- _Problem statement_: Reproduce verbatim every line of the records from the first line through the line containing "download-notice: Downloaded from", both included.

- _Provided data_:
==========
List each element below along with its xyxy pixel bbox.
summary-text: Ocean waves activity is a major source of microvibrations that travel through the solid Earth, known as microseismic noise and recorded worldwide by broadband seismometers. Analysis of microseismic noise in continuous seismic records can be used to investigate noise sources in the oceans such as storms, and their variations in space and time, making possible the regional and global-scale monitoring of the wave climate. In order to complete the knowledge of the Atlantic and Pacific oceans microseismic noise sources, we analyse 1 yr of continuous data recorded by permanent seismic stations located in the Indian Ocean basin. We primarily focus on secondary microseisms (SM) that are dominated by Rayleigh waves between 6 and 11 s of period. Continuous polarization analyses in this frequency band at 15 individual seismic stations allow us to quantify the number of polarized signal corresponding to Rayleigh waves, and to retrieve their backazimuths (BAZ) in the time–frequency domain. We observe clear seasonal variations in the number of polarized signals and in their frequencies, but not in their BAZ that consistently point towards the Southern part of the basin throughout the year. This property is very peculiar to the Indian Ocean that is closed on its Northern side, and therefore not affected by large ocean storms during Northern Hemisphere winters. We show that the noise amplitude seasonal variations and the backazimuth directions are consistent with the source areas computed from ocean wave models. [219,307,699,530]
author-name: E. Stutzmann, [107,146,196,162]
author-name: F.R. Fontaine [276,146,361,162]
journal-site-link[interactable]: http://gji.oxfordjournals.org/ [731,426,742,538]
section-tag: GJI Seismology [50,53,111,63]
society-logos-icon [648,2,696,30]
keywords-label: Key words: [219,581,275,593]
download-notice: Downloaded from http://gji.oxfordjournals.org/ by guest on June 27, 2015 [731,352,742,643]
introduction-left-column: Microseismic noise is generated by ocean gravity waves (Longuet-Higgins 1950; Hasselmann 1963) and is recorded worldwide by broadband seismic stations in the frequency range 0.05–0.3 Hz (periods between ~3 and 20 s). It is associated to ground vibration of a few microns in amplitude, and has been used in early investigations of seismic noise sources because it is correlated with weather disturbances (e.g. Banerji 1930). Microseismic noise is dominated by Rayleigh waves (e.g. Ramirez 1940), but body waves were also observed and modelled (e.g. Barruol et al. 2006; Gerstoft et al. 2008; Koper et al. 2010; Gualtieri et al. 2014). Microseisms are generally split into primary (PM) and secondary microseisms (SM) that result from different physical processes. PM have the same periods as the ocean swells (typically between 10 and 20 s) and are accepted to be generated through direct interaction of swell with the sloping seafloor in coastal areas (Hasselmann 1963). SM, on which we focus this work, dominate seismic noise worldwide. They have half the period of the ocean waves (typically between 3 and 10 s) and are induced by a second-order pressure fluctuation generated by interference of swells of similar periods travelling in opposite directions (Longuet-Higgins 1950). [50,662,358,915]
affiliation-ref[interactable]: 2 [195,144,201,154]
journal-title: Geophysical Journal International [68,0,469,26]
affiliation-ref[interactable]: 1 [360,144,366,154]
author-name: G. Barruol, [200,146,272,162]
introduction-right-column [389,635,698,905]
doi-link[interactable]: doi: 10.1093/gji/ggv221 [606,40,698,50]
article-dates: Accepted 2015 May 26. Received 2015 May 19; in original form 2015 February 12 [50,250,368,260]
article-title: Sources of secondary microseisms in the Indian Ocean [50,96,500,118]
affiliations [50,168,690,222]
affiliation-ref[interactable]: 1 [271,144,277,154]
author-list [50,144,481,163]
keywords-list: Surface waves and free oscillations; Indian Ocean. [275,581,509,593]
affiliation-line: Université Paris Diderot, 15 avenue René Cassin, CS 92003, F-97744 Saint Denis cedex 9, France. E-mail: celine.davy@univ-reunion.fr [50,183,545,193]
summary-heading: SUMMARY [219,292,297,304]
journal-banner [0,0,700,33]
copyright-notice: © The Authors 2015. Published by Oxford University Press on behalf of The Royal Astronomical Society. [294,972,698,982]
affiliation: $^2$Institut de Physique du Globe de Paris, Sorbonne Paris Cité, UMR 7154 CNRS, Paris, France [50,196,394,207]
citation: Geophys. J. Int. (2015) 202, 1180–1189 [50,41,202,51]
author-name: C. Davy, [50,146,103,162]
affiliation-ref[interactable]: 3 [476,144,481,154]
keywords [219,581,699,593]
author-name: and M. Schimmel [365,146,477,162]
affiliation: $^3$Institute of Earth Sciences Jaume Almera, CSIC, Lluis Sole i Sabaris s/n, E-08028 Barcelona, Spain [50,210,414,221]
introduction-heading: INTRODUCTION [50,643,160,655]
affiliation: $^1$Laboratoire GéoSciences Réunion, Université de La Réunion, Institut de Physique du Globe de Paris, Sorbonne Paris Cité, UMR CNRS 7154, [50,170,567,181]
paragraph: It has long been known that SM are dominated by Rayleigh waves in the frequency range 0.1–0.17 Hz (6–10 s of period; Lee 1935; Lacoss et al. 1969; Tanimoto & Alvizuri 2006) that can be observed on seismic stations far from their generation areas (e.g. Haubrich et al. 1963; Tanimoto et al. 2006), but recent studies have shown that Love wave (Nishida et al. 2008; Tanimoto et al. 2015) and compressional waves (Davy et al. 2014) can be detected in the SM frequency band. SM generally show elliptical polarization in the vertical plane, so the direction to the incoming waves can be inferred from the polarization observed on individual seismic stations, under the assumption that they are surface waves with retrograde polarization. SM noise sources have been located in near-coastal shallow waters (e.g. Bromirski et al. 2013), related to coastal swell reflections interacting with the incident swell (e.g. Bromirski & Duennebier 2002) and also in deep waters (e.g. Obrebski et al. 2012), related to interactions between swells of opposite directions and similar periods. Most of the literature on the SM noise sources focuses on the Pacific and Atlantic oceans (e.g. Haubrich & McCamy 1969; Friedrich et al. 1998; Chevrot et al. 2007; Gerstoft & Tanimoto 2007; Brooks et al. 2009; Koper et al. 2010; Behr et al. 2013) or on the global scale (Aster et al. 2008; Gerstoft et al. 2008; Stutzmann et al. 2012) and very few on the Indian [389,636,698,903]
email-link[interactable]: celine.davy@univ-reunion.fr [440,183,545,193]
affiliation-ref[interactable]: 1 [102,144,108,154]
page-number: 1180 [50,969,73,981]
==========
- _Task result_:
List each element below along with its xyxy pixel bbox.
summary-text: Ocean waves activity is a major source of microvibrations that travel through the solid Earth, known as microseismic noise and recorded worldwide by broadband seismometers. Analysis of microseismic noise in continuous seismic records can be used to investigate noise sources in the oceans such as storms, and their variations in space and time, making possible the regional and global-scale monitoring of the wave climate. In order to complete the knowledge of the Atlantic and Pacific oceans microseismic noise sources, we analyse 1 yr of continuous data recorded by permanent seismic stations located in the Indian Ocean basin. We primarily focus on secondary microseisms (SM) that are dominated by Rayleigh waves between 6 and 11 s of period. Continuous polarization analyses in this frequency band at 15 individual seismic stations allow us to quantify the number of polarized signal corresponding to Rayleigh waves, and to retrieve their backazimuths (BAZ) in the time–frequency domain. We observe clear seasonal variations in the number of polarized signals and in their frequencies, but not in their BAZ that consistently point towards the Southern part of the basin throughout the year. This property is very peculiar to the Indian Ocean that is closed on its Northern side, and therefore not affected by large ocean storms during Northern Hemisphere winters. We show that the noise amplitude seasonal variations and the backazimuth directions are consistent with the source areas computed from ocean wave models. [219,307,699,530]
author-name: E. Stutzmann, [107,146,196,162]
author-name: F.R. Fontaine [276,146,361,162]
journal-site-link[interactable]: http://gji.oxfordjournals.org/ [731,426,742,538]
section-tag: GJI Seismology [50,53,111,63]
society-logos-icon [648,2,696,30]
keywords-label: Key words: [219,581,275,593]
download-notice: Downloaded from http://gji.oxfordjournals.org/ by guest on June 27, 2015 [731,352,742,643]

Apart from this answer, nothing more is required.